===== Records supplied =====

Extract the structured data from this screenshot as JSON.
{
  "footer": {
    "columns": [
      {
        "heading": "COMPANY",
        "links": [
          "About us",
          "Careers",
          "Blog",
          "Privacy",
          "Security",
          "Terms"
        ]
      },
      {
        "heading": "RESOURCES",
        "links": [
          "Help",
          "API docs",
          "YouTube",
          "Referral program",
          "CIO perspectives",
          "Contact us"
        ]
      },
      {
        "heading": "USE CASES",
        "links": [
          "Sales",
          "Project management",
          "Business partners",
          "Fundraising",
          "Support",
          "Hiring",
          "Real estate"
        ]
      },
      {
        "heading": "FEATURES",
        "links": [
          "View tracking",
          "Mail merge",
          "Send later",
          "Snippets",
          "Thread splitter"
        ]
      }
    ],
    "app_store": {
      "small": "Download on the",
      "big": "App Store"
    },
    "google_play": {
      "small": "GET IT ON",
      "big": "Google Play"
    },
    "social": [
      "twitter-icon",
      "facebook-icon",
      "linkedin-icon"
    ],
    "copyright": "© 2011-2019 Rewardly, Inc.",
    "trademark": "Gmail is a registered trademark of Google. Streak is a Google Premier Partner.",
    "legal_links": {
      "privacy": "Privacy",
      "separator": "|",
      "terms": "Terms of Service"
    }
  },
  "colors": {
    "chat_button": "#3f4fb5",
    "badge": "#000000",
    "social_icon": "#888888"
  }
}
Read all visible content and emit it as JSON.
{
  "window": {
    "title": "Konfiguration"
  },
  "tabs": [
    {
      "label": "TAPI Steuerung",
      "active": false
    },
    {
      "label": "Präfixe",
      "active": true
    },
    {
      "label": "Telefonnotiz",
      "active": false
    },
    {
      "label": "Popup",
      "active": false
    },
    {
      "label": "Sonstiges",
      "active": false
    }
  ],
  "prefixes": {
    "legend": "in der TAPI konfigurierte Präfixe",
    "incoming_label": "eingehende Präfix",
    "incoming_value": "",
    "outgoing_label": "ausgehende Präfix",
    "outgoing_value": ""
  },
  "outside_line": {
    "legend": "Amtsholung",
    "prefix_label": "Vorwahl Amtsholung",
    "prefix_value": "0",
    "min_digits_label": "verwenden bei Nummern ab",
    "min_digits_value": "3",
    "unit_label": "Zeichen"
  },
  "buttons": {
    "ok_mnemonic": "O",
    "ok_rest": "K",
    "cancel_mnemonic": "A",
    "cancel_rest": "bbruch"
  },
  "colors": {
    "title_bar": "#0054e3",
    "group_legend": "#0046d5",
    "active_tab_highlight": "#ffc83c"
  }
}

=====

Every line above that contains the word "JSON" should be reported.

Extract the structured data from this screenshot as JSON.
Read all visible content and emit it as JSON.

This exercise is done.